**What this task involves**
Repeat the whole listing below, word for word.

======== Data excerpts

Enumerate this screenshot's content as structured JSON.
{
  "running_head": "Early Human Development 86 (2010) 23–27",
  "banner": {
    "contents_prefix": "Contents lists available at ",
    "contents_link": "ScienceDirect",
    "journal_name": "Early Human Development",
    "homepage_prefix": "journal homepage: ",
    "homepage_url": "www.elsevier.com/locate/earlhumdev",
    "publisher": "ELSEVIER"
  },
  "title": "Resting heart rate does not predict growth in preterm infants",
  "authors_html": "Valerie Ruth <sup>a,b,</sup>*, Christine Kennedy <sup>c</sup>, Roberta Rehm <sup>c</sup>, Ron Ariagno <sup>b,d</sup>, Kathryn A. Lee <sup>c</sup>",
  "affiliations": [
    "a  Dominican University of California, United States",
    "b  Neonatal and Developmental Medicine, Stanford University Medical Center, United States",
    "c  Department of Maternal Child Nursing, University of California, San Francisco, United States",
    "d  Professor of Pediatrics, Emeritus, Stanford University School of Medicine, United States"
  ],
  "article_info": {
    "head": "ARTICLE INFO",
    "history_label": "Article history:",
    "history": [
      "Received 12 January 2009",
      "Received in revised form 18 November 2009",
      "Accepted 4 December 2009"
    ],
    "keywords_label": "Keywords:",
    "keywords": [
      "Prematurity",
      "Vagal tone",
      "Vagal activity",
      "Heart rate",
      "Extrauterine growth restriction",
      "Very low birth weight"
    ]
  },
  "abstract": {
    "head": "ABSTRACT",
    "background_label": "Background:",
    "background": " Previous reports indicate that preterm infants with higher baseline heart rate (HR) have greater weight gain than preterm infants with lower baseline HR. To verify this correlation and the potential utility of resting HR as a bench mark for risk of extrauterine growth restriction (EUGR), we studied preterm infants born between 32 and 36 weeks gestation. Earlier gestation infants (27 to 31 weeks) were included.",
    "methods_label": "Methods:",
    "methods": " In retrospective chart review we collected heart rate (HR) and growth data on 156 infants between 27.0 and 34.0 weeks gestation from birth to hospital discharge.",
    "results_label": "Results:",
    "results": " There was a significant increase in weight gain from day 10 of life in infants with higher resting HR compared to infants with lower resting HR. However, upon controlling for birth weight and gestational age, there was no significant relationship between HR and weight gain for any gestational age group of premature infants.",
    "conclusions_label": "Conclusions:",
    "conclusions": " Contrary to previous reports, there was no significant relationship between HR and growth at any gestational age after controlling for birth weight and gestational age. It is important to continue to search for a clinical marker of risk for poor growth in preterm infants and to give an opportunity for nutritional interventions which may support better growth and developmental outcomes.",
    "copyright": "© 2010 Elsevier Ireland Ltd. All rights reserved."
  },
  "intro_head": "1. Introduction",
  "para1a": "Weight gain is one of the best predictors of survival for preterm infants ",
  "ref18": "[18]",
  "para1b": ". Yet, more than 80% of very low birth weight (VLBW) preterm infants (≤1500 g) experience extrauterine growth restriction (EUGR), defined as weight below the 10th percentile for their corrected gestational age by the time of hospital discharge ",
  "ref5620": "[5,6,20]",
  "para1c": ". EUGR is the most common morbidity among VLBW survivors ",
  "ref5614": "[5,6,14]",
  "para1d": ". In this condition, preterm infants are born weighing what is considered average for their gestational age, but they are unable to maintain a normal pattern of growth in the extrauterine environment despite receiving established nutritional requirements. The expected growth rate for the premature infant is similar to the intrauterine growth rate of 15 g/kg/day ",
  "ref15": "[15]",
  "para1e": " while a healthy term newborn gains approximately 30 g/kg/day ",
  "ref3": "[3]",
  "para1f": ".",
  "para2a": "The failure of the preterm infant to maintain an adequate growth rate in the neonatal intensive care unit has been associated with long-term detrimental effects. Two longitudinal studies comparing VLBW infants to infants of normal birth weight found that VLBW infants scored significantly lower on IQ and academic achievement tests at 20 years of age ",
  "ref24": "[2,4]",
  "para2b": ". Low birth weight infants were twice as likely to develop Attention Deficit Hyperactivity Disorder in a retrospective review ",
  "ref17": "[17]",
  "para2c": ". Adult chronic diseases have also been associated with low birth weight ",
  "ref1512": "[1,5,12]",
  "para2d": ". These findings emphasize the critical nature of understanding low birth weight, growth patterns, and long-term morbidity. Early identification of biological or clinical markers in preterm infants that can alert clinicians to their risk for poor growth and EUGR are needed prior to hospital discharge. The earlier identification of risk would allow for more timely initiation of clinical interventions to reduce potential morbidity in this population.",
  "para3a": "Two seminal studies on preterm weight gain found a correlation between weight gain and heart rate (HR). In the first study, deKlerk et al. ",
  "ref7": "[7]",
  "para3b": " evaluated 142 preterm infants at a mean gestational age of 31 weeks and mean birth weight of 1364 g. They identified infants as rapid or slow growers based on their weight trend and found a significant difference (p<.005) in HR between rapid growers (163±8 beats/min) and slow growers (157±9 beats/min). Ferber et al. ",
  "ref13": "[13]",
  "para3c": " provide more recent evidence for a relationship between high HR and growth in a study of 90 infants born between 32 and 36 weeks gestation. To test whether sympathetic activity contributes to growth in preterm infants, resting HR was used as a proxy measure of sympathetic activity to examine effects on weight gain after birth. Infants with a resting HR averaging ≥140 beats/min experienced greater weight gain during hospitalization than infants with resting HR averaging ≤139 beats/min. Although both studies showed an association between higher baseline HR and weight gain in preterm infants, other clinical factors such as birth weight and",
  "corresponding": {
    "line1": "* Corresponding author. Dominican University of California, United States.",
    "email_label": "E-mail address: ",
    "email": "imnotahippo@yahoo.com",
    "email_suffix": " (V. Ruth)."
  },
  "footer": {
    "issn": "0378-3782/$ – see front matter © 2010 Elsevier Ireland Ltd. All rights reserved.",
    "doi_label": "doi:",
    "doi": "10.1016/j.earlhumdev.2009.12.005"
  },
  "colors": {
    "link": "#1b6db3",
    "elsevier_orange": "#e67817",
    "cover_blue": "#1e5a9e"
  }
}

================

**Result**
Enumerate this screenshot's content as structured JSON.
{
  "running_head": "Early Human Development 86 (2010) 23–27",
  "banner": {
    "contents_prefix": "Contents lists available at ",
    "contents_link": "ScienceDirect",
    "journal_name": "Early Human Development",
    "homepage_prefix": "journal homepage: ",
    "homepage_url": "www.elsevier.com/locate/earlhumdev",
    "publisher": "ELSEVIER"
  },
  "title": "Resting heart rate does not predict growth in preterm infants",
  "authors_html": "Valerie Ruth <sup>a,b,</sup>*, Christine Kennedy <sup>c</sup>, Roberta Rehm <sup>c</sup>, Ron Ariagno <sup>b,d</sup>, Kathryn A. Lee <sup>c</sup>",
  "affiliations": [
    "a  Dominican University of California, United States",
    "b  Neonatal and Developmental Medicine, Stanford University Medical Center, United States",
    "c  Department of Maternal Child Nursing, University of California, San Francisco, United States",
    "d  Professor of Pediatrics, Emeritus, Stanford University School of Medicine, United States"
  ],
  "article_info": {
    "head": "ARTICLE INFO",
    "history_label": "Article history:",
    "history": [
      "Received 12 January 2009",
      "Received in revised form 18 November 2009",
      "Accepted 4 December 2009"
    ],
    "keywords_label": "Keywords:",
    "keywords": [
      "Prematurity",
      "Vagal tone",
      "Vagal activity",
      "Heart rate",
      "Extrauterine growth restriction",
      "Very low birth weight"
    ]
  },
  "abstract": {
    "head": "ABSTRACT",
    "background_label": "Background:",
    "background": " Previous reports indicate that preterm infants with higher baseline heart rate (HR) have greater weight gain than preterm infants with lower baseline HR. To verify this correlation and the potential utility of resting HR as a bench mark for risk of extrauterine growth restriction (EUGR), we studied preterm infants born between 32 and 36 weeks gestation. Earlier gestation infants (27 to 31 weeks) were included.",
    "methods_label": "Methods:",
    "methods": " In retrospective chart review we collected heart rate (HR) and growth data on 156 infants between 27.0 and 34.0 weeks gestation from birth to hospital discharge.",
    "results_label": "Results:",
    "results": " There was a significant increase in weight gain from day 10 of life in infants with higher resting HR compared to infants with lower resting HR. However, upon controlling for birth weight and gestational age, there was no significant relationship between HR and weight gain for any gestational age group of premature infants.",
    "conclusions_label": "Conclusions:",
    "conclusions": " Contrary to previous reports, there was no significant relationship between HR and growth at any gestational age after controlling for birth weight and gestational age. It is important to continue to search for a clinical marker of risk for poor growth in preterm infants and to give an opportunity for nutritional interventions which may support better growth and developmental outcomes.",
    "copyright": "© 2010 Elsevier Ireland Ltd. All rights reserved."
  },
  "intro_head": "1. Introduction",
  "para1a": "Weight gain is one of the best predictors of survival for preterm infants ",
  "ref18": "[18]",
  "para1b": ". Yet, more than 80% of very low birth weight (VLBW) preterm infants (≤1500 g) experience extrauterine growth restriction (EUGR), defined as weight below the 10th percentile for their corrected gestational age by the time of hospital discharge ",
  "ref5620": "[5,6,20]",
  "para1c": ". EUGR is the most common morbidity among VLBW survivors ",
  "ref5614": "[5,6,14]",
  "para1d": ". In this condition, preterm infants are born weighing what is considered average for their gestational age, but they are unable to maintain a normal pattern of growth in the extrauterine environment despite receiving established nutritional requirements. The expected growth rate for the premature infant is similar to the intrauterine growth rate of 15 g/kg/day ",
  "ref15": "[15]",
  "para1e": " while a healthy term newborn gains approximately 30 g/kg/day ",
  "ref3": "[3]",
  "para1f": ".",
  "para2a": "The failure of the preterm infant to maintain an adequate growth rate in the neonatal intensive care unit has been associated with long-term detrimental effects. Two longitudinal studies comparing VLBW infants to infants of normal birth weight found that VLBW infants scored significantly lower on IQ and academic achievement tests at 20 years of age ",
  "ref24": "[2,4]",
  "para2b": ". Low birth weight infants were twice as likely to develop Attention Deficit Hyperactivity Disorder in a retrospective review ",
  "ref17": "[17]",
  "para2c": ". Adult chronic diseases have also been associated with low birth weight ",
  "ref1512": "[1,5,12]",
  "para2d": ". These findings emphasize the critical nature of understanding low birth weight, growth patterns, and long-term morbidity. Early identification of biological or clinical markers in preterm infants that can alert clinicians to their risk for poor growth and EUGR are needed prior to hospital discharge. The earlier identification of risk would allow for more timely initiation of clinical interventions to reduce potential morbidity in this population.",
  "para3a": "Two seminal studies on preterm weight gain found a correlation between weight gain and heart rate (HR). In the first study, deKlerk et al. ",
  "ref7": "[7]",
  "para3b": " evaluated 142 preterm infants at a mean gestational age of 31 weeks and mean birth weight of 1364 g. They identified infants as rapid or slow growers based on their weight trend and found a significant difference (p<.005) in HR between rapid growers (163±8 beats/min) and slow growers (157±9 beats/min). Ferber et al. ",
  "ref13": "[13]",
  "para3c": " provide more recent evidence for a relationship between high HR and growth in a study of 90 infants born between 32 and 36 weeks gestation. To test whether sympathetic activity contributes to growth in preterm infants, resting HR was used as a proxy measure of sympathetic activity to examine effects on weight gain after birth. Infants with a resting HR averaging ≥140 beats/min experienced greater weight gain during hospitalization than infants with resting HR averaging ≤139 beats/min. Although both studies showed an association between higher baseline HR and weight gain in preterm infants, other clinical factors such as birth weight and",
  "corresponding": {
    "line1": "* Corresponding author. Dominican University of California, United States.",
    "email_label": "E-mail address: ",
    "email": "imnotahippo@yahoo.com",
    "email_suffix": " (V. Ruth)."
  },
  "footer": {
    "issn": "0378-3782/$ – see front matter © 2010 Elsevier Ireland Ltd. All rights reserved.",
    "doi_label": "doi:",
    "doi": "10.1016/j.earlhumdev.2009.12.005"
  },
  "colors": {
    "link": "#1b6db3",
    "elsevier_orange": "#e67817",
    "cover_blue": "#1e5a9e"
  }
}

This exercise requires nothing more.